# Provided text
BEGIN

24 Apr The Role of Diversity in Succession Planning
Diverse leadership is not a compliance checkbox. It is a competitive advantage — and succession planning is where that advantage is either built or squandered. Here is why it matters, what is holding India back, and what boards can do about it.
The reality
India’s Leadership Pipeline Has a Diversity Problem — and Succession Planning Is at the Centre of It
India has a paradox at the heart of its talent story. Women represent 51% of entry-level employees in India’s formal sector. By the time that pipeline reaches the C-suite, the number has fallen to 19% — and for CEO roles specifically, the representation is far lower still.
This is not a supply problem. India produces more female graduates than ever before, and women are entering the workforce in growing numbers. The attrition happens in the middle — at the transitions from individual contributor to manager, from manager to senior leader, and from senior leader to the C-suite. Each step up the ladder filters out women at rates that have no justification in capability.
Succession planning sits at the intersection of all three of these bottlenecks. If the succession pipeline does not deliberately account for diversity — in gender, in background, in cognitive style, in sector experience — the leadership that emerges from it will replicate the same demographic profile, the same thinking patterns, and often, the same blind spots as the generation it replaces.

END

Stored data entries:
BEGIN

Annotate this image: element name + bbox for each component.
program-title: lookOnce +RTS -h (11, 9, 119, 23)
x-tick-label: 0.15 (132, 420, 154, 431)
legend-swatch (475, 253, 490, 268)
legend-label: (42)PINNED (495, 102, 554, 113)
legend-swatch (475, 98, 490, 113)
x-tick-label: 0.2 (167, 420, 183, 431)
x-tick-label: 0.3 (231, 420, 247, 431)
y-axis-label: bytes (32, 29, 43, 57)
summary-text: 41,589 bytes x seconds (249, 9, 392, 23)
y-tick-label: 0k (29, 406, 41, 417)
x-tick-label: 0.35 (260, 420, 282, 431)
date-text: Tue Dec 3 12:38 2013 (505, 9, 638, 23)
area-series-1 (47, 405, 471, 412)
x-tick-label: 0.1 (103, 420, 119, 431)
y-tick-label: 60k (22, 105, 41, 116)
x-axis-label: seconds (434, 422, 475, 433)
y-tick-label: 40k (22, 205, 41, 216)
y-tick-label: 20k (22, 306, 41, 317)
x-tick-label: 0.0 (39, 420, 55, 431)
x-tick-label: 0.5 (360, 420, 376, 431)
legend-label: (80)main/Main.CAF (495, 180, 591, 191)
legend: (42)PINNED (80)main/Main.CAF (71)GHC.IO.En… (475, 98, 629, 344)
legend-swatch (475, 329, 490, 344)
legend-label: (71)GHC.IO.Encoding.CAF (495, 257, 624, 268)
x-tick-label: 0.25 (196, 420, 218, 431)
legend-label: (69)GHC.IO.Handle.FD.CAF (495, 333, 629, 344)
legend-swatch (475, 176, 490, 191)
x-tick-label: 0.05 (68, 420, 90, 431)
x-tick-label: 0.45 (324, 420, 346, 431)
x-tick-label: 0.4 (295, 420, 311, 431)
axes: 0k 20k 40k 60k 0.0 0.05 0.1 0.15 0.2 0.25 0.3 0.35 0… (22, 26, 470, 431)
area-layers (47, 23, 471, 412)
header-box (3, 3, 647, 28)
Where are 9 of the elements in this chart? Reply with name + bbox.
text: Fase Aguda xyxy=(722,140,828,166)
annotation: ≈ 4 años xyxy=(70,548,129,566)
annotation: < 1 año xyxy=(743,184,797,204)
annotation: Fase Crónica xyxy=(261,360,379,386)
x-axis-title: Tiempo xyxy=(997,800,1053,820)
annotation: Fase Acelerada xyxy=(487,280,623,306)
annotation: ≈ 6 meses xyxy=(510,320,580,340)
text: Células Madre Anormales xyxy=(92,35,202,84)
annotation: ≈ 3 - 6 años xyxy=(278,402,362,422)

END

# Tasks to carry out
1. From the article on diversity in succession planning above, print the passage starting with "Succession planning sits" and going on through "generation it replaces.".
2. Translate this sentence from the article on diversity in succession planning into Spanish: "India produces more female graduates than ever before, and women are entering the workforce in growing numbers."

# Answers to each task
1.
Succession planning sits at the intersection of all three of these bottlenecks. If the succession pipeline does not deliberately account for diversity — in gender, in background, in cognitive style, in sector experience — the leadership that emerges from it will replicate the same demographic profile, the same thinking patterns, and often, the same blind spots as the generation it replaces.

2. India produce más graduadas que nunca, y las mujeres se están incorporando a la fuerza laboral en números cada vez mayores.